Sedang Membaca
Intoleransi: Hak atau Identitas?
Amin Mudzakkir
Penulis Kolom

Amin Mudzakkir, peneliti di Pusat Riset Kewilayahan BRIN dan dosen di Sekolah Kajian Stratejik dan Global UI Jakarta & Program Pascasarjana Fakultas Islam Nusatara Unusia Jakarta. Menyelesaikan S3 di STF Driyarkara (2021).

Intoleransi: Hak atau Identitas?

Img 20200629 Wa0012

Beberapa hari lalu, seorang teman memberi tahu saya dan sekaligus bertanya. Kementerian Pendidikan dan Kebudayaan akan mengadakan survei intoleransi dalam bidang pendidikan, meliputi guru, murid, dan pengelola pendidikan lainnya. Kira-kira apa yang sebaiknya diajukan dalam kegiatan seperti itu agar survei intoleransi tidak mengulang-ulang apa yang sudah-sudah?

Pemberitahuan dan pertanyaan tersebut dikemukakan mengingat kritik saya mengenai survei intoleransi. Seperti telah dimuat sebelumnya di Alif.ID, saya skeptis dengan berbagai macam suvei intoleransi karena rasanya tidak ada yang dilakukan setelah survei dilakukan. Intoleransi masih terus terjadi lagi dan lagi.

Menambah argumen sebelumnya mengenai kemiskinan perspektif yang melatari survei intoleransi, saya ingin menunjukkan satu hal lagi: survei intoleransi melulu berbicara “hak”, tetapi hampir tidak pernah memperhatikan “identitas”. Seolah-olah intoleransi hanya terkait dengan hak yang dilanggar, tetapi jarang peduli dengan identitas yang mesti dipertahankan dan diwariskan.

Perkara hak dan identitas mewakili dua tradisi filsafat besar yang berkembang saat ini. Gagasan mengenai hak lahir dari tradisi filsafat liberal yang terfokus pada otonomi diri individual, sedangkan gagasan tentang tradisi timbul dari tradisi filsafat komunitarian yang lebih mengedepankan keanggotaan seseorang dalam sebuah komunitas kultural tertentu. Keduanya sama-sama mempunyai justifikasi yang sah dan meyakinkan.

Baca juga:  Harmoko Kampanye di Masjid Pesantren

Akan tetapi, selama ini, survei intoleransi melulu berbicara mengenai hak. Pertanyaan-pertanyaan yang diajukan kepada responden berangkat dari asumsi bahwa responden adalah individu belaka. Identifikasi etnis, agama, organisasi, dan afiliasi keanggotaan lainnya ditanyakan untuk melihat sejauh mana individu  berhadapan dengan identitas-identitas di luar diri. Ketika individu memberikan jawaban yang mengesankan dirinya lebih mengikuti idenitas-identitas di luar diri itu daripada “suara hati”-nya sendiri, maka pada saat itulah intoleransi dianggap terjadi.

Dalam konteks pendidikan, misalnya, intoleransi dianggap terjadi jika guru atau pengelola pendidikan lainnya meminta murid perempuan untuk mengenakan jilbab. Permintaan ini, apalagi kalau dilakukan di sekolah negeri, dinilai intoleran. Tanpa mempertimbangkan apa makna di balik tindakan itu, pokoknya permintaan agar murid perempuan mengenakan jilbab di sekolah negeri adalah intoleran.

(Catatan kotak elemen)
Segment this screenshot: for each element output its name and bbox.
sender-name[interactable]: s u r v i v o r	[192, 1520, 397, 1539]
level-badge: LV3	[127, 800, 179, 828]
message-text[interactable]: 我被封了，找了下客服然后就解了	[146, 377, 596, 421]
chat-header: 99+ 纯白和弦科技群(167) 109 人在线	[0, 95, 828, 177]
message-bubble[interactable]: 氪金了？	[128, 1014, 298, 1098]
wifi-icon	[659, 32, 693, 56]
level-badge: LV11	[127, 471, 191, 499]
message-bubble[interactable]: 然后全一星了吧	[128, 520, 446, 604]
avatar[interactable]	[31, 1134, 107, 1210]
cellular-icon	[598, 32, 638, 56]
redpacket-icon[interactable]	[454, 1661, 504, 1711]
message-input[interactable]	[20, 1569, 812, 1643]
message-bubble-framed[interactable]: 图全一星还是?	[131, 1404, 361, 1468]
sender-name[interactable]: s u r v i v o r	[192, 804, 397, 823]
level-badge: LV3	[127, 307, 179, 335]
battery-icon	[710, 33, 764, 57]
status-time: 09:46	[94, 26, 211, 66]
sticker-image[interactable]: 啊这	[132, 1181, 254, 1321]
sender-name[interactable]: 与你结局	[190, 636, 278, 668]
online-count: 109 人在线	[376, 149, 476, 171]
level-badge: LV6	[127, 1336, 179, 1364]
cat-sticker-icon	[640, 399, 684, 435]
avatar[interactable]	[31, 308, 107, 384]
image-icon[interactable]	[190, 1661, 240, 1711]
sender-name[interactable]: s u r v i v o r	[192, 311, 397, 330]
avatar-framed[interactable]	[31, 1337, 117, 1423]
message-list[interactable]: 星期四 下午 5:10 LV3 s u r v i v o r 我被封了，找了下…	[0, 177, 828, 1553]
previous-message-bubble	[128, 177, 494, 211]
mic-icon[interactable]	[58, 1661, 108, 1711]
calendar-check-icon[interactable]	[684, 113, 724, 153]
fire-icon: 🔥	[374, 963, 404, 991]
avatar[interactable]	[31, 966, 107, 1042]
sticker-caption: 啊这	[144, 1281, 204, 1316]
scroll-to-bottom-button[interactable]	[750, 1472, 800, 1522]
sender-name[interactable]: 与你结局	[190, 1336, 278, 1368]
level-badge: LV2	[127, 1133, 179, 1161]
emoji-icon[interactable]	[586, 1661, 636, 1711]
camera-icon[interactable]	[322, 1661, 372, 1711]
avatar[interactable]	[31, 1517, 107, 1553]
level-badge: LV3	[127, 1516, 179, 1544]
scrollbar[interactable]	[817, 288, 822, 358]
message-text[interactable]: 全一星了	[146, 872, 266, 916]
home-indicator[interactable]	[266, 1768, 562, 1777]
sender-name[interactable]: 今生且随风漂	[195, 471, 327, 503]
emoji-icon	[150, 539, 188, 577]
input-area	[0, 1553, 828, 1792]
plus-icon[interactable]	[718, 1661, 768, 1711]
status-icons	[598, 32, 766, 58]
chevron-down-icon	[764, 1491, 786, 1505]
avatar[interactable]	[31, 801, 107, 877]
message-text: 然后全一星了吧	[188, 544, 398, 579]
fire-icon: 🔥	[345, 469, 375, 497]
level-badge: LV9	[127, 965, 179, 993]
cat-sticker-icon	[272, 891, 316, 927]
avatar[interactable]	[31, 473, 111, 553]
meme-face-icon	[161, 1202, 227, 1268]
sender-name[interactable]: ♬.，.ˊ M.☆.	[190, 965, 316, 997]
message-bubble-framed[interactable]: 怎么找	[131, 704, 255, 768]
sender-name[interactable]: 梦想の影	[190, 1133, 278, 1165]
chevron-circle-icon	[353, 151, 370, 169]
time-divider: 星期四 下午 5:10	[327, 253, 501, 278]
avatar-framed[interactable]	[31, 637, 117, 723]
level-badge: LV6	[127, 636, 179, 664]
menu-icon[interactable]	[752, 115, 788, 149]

> **LATIHAN TERTULIS 1**
Dalam kolom tentang survei intoleransi, gagasan mengenai hak disebut lahir dari tradisi filsafat apa?
> **LATIHAN TERTULIS 2**
Rangkum kolom tentang survei intoleransi dalam dua kalimat.
> **LATIHAN TERTULIS 3**
Teruskan kolom tentang survei intoleransi mulai dari kalimat sesudah paragraf terakhirnya.

> **JAWABAN TERTULIS 1**
Gagasan mengenai hak lahir dari tradisi filsafat liberal yang terfokus pada otonomi diri individual.

> **JAWABAN TERTULIS 2**
Penulis skeptis terhadap survei intoleransi karena intoleransi terus terjadi setelah survei dilakukan, dan ia menilai survei semacam itu melulu berbicara tentang hak tetapi hampir tidak pernah memperhatikan identitas. Pertanyaan survei berangkat dari asumsi bahwa responden adalah individu belaka, sehingga dalam pendidikan, misalnya, permintaan agar murid perempuan mengenakan jilbab di sekolah negeri langsung dinilai intoleran tanpa mempertimbangkan makna di balik tindakan itu.

> **JAWABAN TERTULIS 3**
Kalau dibaca dengan perspektif hak, kesimpulan tersebut memang masuk akal. Pilihan untuk mengenakan jilbab atau tidak harus diletakkan dalam kerangka pilihan individual. Tidak boleh ada kekuatan apa pun di luar keinginan diri yang berhak menentukan pilihan itu.

Masalahnya, terus mau apa? Setelah survei intoleransi merilis hasilnya, lalu apakah pemerintah akan memerintahkan sekolah-sekolah agar membebaskan murid perempuan untuk memakai jilbab atau tidak? Ini mungkin mudah, tetapi bagaimana jika permintaan untuk memakai jilbab itu datang dari lingkungan setempat—keluarga, teman-teman, masyarakat? Apakah pemerintah juga akan memperingatkan lingkungan tersebut agar tidak melakukan itu?

Baca juga:  Mengapa NU Online Mengalahkan Web-Web Islam Puritan?

Di sinilah dilema terjadi dan di sini pula perspektif mengenai intoleransi yang melulu berbicara hak akan menemui batasnya. Akibatnya survei intoleransi yang berangkat hanya dengan perspektif ini tidak akan membawa kita kemana-mana kecuali pengetahuan bahwa sekolah di daerah ini toleran atau, sebaliknya, sekolah di daerah itu intoleran. Hasil akhirnya, singkat kata, adalah pelabelan.

Oleh karena itu, saya mengusulkan agar intoleransi juga dipahami dalam perspektif identitas. Resikonya memang boleh jadi apa yang sebelumnya dikatakan intoleran ternyata tidak sungguh intoleran, tetapi inilah realitas sosial. Apa yang senyatanya tidak selalu sesuai dengan apa yang seharusnya.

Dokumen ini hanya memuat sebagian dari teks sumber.